= Problem to work on =
Please copy every line of the records below that holds the word "一般自交付时发生效力".

= Source data =
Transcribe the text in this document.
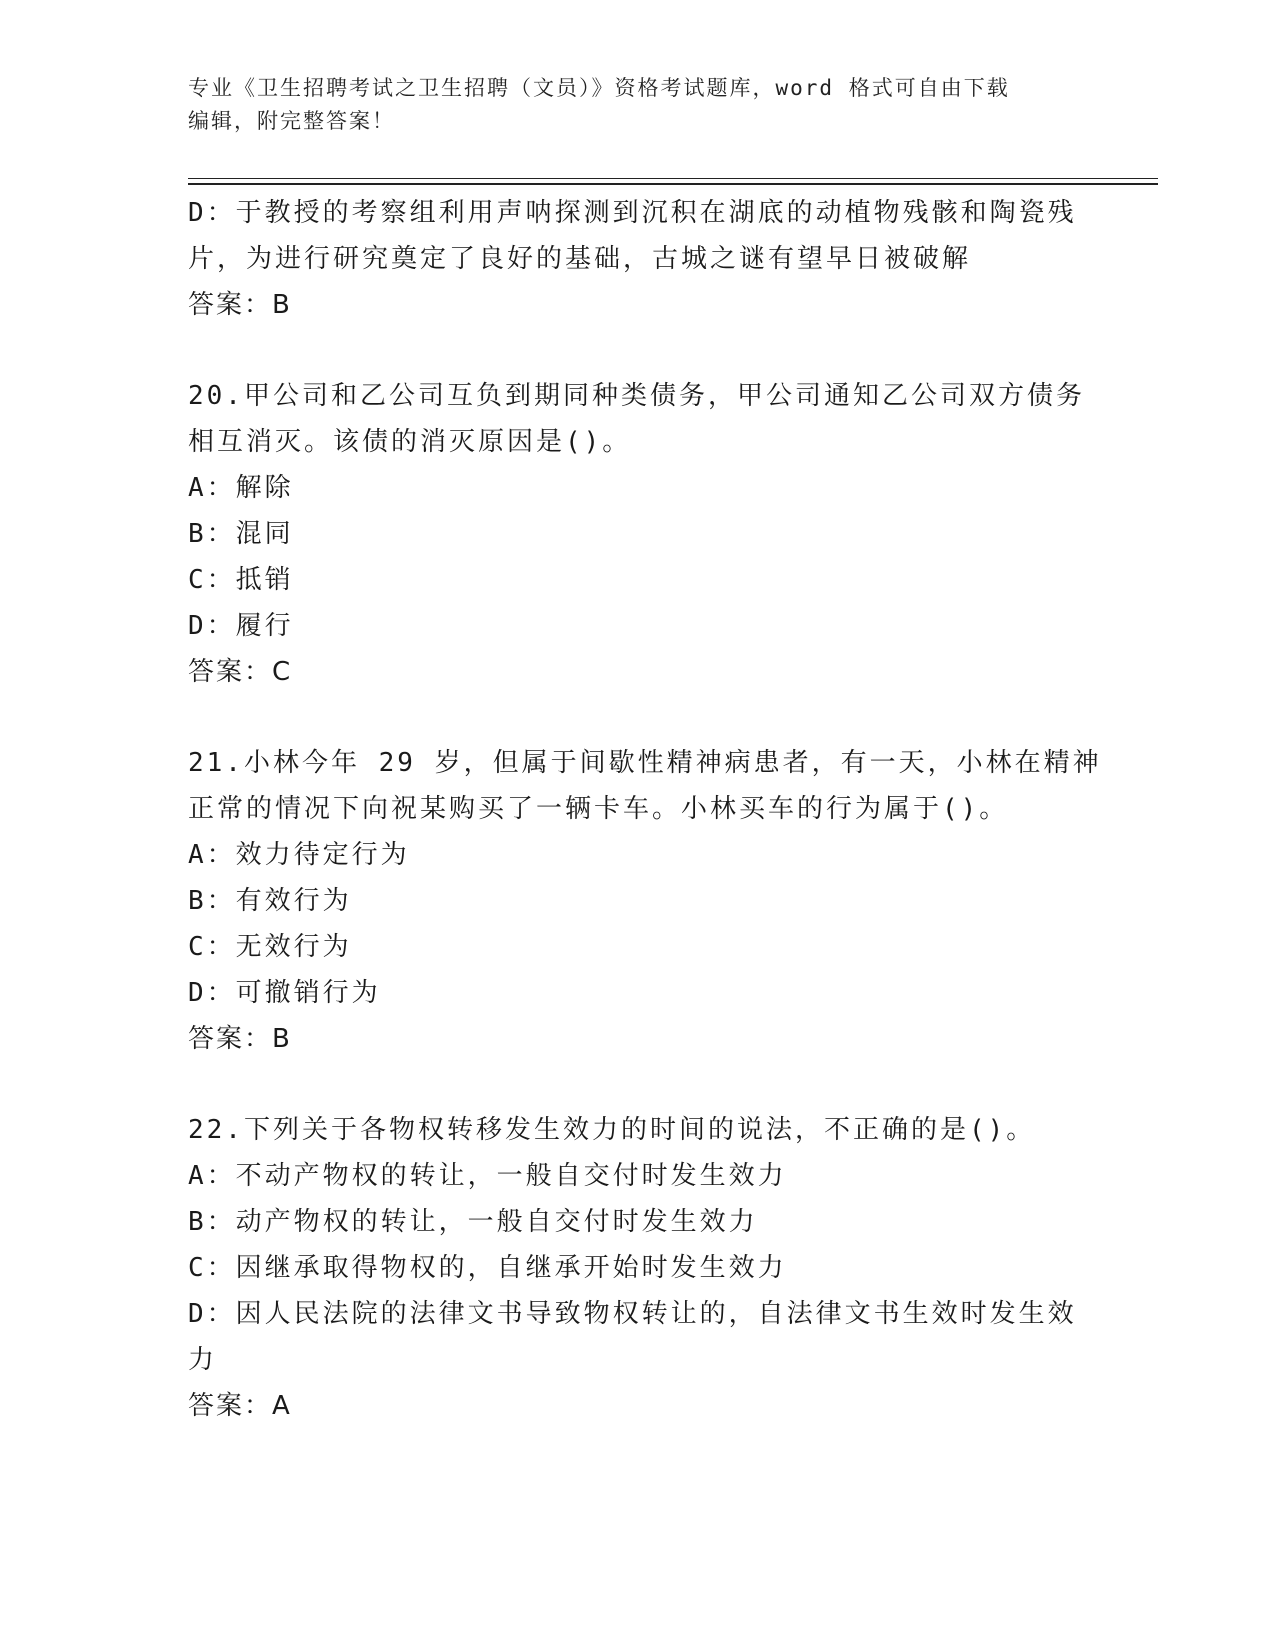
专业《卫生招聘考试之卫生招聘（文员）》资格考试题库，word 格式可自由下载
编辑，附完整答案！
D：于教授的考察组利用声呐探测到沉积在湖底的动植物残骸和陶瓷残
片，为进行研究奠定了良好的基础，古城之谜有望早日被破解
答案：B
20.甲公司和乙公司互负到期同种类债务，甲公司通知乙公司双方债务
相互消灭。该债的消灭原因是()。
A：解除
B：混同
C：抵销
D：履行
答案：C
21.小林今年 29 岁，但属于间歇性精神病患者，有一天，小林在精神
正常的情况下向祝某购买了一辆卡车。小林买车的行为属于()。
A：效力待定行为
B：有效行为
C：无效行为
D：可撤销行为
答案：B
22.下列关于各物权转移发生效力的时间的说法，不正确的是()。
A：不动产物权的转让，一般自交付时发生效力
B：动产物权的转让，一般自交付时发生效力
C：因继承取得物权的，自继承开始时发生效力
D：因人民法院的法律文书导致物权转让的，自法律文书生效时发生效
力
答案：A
* * *
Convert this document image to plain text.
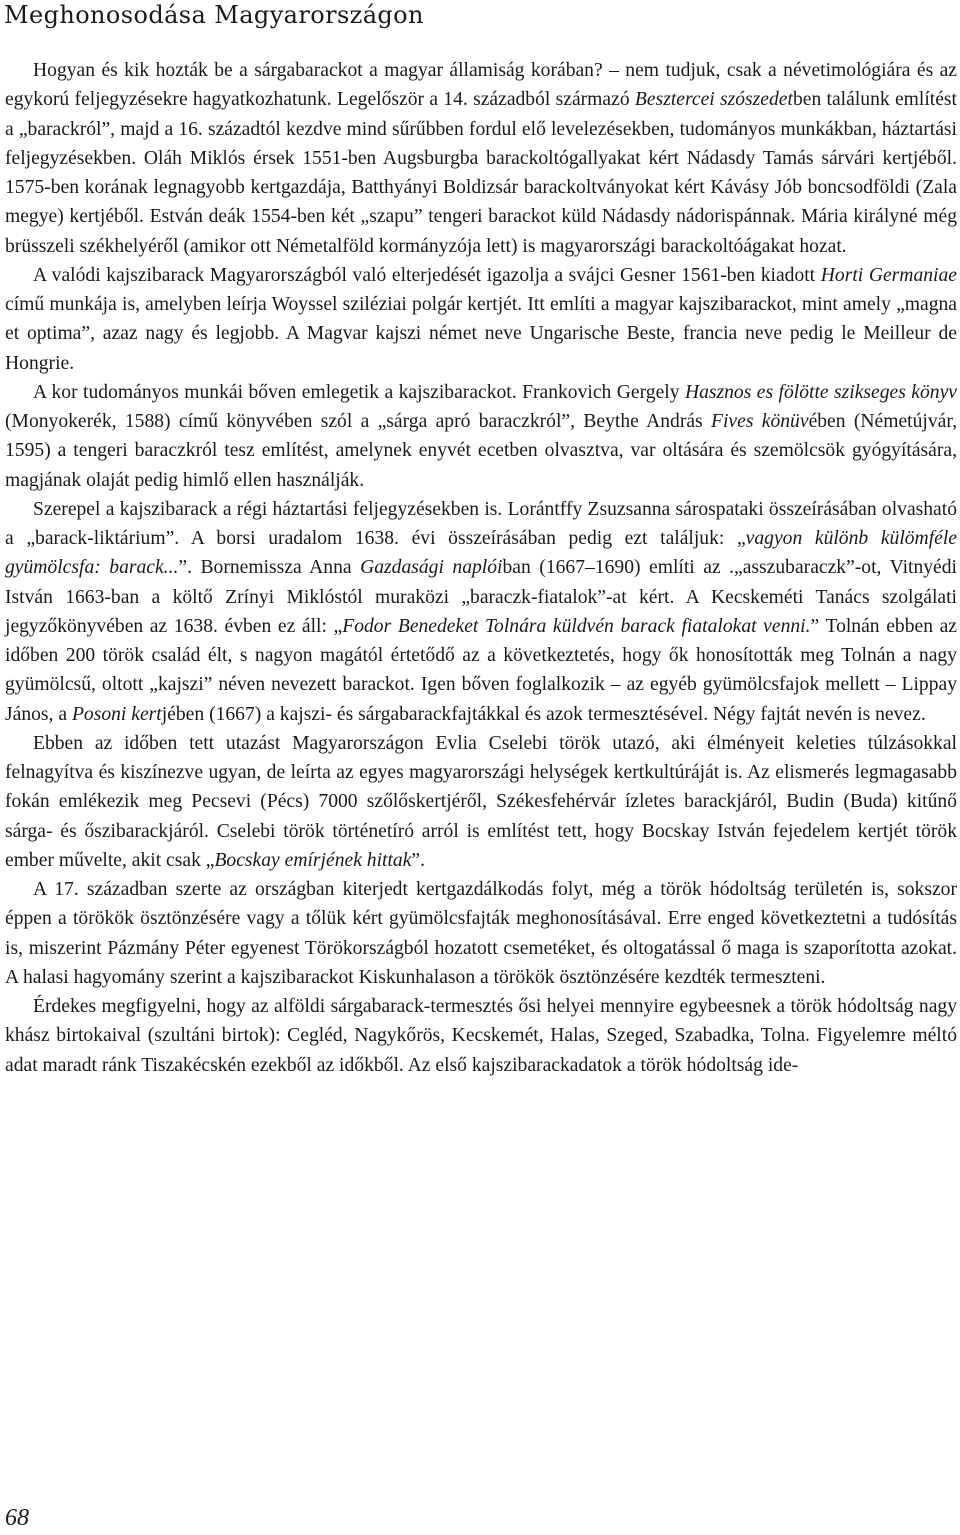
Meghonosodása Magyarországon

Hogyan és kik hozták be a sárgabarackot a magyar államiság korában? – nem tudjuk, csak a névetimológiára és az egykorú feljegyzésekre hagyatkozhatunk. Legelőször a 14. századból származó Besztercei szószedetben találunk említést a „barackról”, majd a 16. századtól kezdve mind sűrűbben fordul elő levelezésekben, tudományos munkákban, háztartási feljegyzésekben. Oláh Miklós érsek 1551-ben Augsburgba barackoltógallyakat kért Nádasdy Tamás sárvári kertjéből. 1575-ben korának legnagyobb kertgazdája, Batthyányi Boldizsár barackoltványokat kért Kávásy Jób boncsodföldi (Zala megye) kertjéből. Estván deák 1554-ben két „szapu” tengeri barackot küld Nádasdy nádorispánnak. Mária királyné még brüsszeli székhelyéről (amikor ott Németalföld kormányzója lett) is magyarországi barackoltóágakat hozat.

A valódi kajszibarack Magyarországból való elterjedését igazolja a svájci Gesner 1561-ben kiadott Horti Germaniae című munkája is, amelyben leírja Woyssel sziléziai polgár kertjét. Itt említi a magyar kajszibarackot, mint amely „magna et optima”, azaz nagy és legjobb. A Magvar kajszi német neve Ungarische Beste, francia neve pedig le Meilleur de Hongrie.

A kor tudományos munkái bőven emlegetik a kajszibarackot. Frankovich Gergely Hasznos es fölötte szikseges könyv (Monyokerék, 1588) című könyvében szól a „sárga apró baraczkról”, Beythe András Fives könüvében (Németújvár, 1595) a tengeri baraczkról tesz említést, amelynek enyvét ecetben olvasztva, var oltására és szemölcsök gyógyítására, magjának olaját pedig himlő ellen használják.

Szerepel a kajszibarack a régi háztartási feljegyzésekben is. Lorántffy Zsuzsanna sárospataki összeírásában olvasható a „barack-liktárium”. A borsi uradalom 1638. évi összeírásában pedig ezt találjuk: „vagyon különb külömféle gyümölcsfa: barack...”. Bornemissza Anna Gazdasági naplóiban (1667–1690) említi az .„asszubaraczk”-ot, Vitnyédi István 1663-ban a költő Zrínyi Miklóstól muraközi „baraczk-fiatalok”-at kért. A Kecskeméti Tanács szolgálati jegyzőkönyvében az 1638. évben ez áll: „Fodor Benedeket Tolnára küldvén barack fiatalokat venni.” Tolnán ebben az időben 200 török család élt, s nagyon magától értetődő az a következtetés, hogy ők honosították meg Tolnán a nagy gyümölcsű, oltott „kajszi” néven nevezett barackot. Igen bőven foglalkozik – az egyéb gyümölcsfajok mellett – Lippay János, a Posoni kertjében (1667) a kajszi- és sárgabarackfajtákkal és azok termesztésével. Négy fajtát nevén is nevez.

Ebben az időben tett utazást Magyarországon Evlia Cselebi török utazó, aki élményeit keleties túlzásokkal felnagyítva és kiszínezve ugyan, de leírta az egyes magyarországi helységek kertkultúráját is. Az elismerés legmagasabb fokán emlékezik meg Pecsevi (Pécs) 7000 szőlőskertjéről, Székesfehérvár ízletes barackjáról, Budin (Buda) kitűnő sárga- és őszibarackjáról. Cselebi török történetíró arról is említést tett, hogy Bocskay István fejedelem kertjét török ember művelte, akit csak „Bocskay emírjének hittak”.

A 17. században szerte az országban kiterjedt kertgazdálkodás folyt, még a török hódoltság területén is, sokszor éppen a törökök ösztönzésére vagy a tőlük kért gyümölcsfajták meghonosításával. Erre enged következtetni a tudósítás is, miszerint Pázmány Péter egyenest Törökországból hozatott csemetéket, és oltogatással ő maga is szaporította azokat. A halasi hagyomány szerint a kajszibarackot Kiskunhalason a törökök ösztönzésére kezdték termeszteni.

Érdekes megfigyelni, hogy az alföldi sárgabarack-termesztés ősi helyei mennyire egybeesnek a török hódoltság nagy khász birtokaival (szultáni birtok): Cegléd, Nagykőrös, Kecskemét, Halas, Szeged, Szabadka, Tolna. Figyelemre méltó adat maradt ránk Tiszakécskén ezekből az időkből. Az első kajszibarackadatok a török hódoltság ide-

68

= Output for this exercise =
A：不动产物权的转让，一般自交付时发生效力
B：动产物权的转让，一般自交付时发生效力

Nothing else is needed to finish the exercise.